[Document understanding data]
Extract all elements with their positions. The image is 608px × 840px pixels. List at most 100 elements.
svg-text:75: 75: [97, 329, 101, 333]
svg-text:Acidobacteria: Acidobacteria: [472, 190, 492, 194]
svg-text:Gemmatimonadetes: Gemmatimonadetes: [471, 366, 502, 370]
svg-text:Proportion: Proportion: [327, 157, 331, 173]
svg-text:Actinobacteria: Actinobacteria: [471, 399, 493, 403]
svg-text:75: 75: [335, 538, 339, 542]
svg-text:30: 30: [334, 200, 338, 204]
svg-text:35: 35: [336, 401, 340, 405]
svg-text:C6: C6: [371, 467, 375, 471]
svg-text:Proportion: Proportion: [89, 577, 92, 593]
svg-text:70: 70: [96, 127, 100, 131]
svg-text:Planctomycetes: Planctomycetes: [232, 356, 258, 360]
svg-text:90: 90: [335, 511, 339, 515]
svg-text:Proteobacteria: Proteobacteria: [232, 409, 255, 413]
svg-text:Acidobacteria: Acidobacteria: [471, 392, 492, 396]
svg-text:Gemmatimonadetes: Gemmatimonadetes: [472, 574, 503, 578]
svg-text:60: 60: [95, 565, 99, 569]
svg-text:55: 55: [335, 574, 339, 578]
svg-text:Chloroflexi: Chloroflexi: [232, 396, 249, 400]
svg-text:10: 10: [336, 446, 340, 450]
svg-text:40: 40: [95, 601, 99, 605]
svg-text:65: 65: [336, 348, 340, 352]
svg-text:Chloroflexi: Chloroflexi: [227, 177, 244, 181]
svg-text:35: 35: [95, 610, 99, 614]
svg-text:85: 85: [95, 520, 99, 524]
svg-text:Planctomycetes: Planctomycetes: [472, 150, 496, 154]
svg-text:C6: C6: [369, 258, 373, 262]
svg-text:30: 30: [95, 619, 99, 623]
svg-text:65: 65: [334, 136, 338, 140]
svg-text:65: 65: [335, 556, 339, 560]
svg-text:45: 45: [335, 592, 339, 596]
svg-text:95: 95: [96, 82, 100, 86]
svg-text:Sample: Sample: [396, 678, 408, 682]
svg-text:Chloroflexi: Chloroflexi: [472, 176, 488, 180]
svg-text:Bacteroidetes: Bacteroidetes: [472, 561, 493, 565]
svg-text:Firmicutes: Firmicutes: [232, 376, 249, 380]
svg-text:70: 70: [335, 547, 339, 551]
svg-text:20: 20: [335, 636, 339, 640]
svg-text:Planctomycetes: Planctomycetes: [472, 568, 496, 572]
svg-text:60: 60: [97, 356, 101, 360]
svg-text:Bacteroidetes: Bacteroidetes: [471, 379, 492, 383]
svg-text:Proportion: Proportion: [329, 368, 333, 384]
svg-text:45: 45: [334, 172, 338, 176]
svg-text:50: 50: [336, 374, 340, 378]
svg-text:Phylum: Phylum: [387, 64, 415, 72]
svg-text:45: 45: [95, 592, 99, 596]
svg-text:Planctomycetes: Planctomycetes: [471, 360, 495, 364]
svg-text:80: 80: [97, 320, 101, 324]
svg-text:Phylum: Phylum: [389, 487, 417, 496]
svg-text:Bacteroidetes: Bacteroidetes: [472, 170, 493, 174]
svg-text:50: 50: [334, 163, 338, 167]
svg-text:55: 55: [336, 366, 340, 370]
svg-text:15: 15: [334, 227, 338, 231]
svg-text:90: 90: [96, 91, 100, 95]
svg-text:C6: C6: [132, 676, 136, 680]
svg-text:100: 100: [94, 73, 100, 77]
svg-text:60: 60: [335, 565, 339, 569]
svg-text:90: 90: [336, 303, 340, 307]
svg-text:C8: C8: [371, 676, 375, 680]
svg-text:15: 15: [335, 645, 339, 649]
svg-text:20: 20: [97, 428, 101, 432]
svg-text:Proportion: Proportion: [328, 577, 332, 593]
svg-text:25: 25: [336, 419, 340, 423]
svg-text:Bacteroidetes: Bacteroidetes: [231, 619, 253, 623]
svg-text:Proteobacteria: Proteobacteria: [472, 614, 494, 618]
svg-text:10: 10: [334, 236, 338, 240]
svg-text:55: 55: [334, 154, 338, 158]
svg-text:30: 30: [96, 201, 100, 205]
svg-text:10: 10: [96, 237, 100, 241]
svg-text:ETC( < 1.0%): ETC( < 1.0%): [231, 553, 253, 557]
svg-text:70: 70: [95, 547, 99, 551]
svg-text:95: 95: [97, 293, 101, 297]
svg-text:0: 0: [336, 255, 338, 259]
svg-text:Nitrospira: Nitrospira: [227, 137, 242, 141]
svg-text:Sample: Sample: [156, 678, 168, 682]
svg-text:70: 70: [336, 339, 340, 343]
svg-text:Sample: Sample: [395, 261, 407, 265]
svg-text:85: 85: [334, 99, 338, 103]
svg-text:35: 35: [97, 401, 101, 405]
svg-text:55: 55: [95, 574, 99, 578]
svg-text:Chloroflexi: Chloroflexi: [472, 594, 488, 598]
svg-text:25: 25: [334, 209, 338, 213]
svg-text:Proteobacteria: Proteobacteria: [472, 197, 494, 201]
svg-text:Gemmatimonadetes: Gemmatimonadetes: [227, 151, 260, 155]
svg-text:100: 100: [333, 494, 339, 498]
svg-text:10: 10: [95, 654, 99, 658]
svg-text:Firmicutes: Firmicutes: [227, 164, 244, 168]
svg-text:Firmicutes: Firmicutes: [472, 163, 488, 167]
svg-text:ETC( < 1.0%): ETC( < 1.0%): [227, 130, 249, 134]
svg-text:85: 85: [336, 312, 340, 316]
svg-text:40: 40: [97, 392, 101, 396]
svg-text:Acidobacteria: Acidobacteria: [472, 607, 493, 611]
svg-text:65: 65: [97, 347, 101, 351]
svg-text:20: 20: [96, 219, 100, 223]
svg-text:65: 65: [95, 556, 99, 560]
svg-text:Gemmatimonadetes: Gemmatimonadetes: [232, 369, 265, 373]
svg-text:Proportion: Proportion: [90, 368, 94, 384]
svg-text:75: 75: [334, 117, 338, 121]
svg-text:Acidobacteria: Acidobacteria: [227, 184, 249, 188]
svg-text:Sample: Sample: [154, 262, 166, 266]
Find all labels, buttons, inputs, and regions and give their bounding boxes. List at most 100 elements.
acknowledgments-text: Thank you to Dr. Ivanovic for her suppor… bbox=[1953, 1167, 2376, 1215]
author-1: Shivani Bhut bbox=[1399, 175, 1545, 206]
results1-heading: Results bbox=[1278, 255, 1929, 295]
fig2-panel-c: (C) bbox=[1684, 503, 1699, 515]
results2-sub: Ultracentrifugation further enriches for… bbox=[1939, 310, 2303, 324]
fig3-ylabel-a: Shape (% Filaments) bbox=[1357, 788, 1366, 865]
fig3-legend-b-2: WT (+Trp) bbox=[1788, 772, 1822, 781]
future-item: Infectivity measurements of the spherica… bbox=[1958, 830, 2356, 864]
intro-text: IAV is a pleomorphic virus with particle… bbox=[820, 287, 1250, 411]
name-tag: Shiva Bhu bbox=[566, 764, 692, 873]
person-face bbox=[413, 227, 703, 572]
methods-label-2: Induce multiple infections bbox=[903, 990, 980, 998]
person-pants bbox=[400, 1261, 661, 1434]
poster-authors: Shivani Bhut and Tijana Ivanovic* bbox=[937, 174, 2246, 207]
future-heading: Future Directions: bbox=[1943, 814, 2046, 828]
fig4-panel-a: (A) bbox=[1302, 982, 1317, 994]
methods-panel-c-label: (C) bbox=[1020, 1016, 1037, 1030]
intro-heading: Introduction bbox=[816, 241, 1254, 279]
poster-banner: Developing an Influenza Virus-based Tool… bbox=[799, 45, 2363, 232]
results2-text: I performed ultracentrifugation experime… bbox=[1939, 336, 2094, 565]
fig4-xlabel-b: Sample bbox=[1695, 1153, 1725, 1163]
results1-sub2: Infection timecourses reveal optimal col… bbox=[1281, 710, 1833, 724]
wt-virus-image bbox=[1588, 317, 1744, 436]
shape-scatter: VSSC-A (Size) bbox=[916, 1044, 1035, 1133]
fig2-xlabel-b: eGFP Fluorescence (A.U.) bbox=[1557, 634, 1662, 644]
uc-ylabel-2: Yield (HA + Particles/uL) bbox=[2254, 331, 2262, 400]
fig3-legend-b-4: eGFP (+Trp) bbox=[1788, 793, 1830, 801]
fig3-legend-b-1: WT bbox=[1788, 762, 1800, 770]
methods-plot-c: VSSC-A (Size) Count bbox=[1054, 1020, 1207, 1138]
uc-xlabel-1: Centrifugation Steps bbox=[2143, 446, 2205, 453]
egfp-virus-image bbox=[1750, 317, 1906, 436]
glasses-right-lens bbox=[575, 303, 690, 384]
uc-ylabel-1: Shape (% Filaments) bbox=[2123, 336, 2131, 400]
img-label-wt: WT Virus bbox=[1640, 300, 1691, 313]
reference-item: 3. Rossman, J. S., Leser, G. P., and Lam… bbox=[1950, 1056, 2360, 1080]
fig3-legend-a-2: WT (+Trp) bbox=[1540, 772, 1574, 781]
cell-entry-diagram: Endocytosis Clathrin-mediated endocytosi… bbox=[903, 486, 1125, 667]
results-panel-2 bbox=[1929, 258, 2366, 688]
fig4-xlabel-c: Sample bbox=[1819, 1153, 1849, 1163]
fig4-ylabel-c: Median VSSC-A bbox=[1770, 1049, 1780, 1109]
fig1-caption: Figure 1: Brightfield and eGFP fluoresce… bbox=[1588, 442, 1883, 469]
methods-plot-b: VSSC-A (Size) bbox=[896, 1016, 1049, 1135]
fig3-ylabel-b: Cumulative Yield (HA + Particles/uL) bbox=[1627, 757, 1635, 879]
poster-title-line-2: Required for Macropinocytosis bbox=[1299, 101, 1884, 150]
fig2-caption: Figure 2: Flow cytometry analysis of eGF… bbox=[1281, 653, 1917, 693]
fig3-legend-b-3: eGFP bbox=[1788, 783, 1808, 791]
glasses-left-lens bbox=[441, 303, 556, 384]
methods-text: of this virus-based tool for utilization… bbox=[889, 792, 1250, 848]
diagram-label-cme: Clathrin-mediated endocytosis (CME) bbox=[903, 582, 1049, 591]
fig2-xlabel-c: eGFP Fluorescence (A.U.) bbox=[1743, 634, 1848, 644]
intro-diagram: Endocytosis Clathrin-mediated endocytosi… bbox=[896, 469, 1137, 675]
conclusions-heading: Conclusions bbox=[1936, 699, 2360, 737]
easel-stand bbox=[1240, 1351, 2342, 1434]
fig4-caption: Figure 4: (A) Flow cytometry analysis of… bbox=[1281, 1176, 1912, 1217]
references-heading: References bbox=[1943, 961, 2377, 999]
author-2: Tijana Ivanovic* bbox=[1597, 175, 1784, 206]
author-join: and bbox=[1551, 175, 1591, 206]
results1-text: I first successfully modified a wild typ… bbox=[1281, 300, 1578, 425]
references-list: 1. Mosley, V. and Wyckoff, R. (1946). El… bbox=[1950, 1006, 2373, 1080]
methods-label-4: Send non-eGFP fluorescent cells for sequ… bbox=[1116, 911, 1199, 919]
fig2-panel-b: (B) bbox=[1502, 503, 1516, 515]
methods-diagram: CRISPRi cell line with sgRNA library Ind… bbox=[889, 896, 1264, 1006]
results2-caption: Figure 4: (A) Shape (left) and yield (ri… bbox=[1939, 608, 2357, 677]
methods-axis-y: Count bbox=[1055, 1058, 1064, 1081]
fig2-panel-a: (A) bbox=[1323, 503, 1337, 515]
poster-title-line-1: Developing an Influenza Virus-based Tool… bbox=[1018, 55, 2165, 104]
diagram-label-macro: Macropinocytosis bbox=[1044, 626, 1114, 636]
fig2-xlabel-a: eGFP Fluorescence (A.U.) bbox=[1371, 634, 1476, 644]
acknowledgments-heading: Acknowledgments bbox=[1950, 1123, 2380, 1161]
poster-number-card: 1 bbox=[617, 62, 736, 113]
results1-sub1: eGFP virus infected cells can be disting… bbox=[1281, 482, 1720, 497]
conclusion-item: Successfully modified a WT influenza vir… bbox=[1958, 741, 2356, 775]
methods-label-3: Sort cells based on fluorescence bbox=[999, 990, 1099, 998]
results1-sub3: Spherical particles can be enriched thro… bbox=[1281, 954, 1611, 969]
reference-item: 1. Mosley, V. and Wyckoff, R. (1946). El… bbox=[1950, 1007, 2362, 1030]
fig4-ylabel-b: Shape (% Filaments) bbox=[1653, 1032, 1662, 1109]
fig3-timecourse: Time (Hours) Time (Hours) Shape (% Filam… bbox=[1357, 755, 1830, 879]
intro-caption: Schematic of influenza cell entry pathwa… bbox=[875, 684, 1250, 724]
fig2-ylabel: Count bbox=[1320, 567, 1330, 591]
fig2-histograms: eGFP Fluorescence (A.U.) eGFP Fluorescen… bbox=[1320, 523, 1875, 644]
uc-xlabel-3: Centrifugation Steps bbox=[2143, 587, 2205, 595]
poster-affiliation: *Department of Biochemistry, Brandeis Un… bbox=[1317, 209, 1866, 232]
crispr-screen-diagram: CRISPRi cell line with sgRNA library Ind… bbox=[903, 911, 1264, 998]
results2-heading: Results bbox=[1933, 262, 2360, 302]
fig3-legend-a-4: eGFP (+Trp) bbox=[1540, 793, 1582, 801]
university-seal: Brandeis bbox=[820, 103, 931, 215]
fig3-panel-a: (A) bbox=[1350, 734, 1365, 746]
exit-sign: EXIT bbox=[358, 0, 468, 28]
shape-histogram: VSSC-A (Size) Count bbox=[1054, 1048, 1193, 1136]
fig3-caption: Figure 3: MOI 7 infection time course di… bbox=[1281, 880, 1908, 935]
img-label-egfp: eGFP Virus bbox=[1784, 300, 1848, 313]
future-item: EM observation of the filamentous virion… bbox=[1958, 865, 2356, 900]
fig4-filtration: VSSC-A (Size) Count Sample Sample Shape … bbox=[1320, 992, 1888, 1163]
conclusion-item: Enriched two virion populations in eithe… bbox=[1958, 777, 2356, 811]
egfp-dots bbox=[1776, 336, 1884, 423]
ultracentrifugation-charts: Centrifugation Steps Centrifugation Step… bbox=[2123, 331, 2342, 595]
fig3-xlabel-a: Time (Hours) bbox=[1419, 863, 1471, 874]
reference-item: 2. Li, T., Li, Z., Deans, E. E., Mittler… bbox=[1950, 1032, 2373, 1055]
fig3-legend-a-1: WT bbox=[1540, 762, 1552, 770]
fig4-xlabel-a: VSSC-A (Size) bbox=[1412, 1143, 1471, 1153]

Task
Find the lines above that contain the word "intro" and copy each one.

Answer space
intro-text: IAV is a pleomorphic virus with particle… bbox=[820, 287, 1250, 411]
intro-heading: Introduction bbox=[816, 241, 1254, 279]
intro-diagram: Endocytosis Clathrin-mediated endocytosi… bbox=[896, 469, 1137, 675]
intro-caption: Schematic of influenza cell entry pathwa… bbox=[875, 684, 1250, 724]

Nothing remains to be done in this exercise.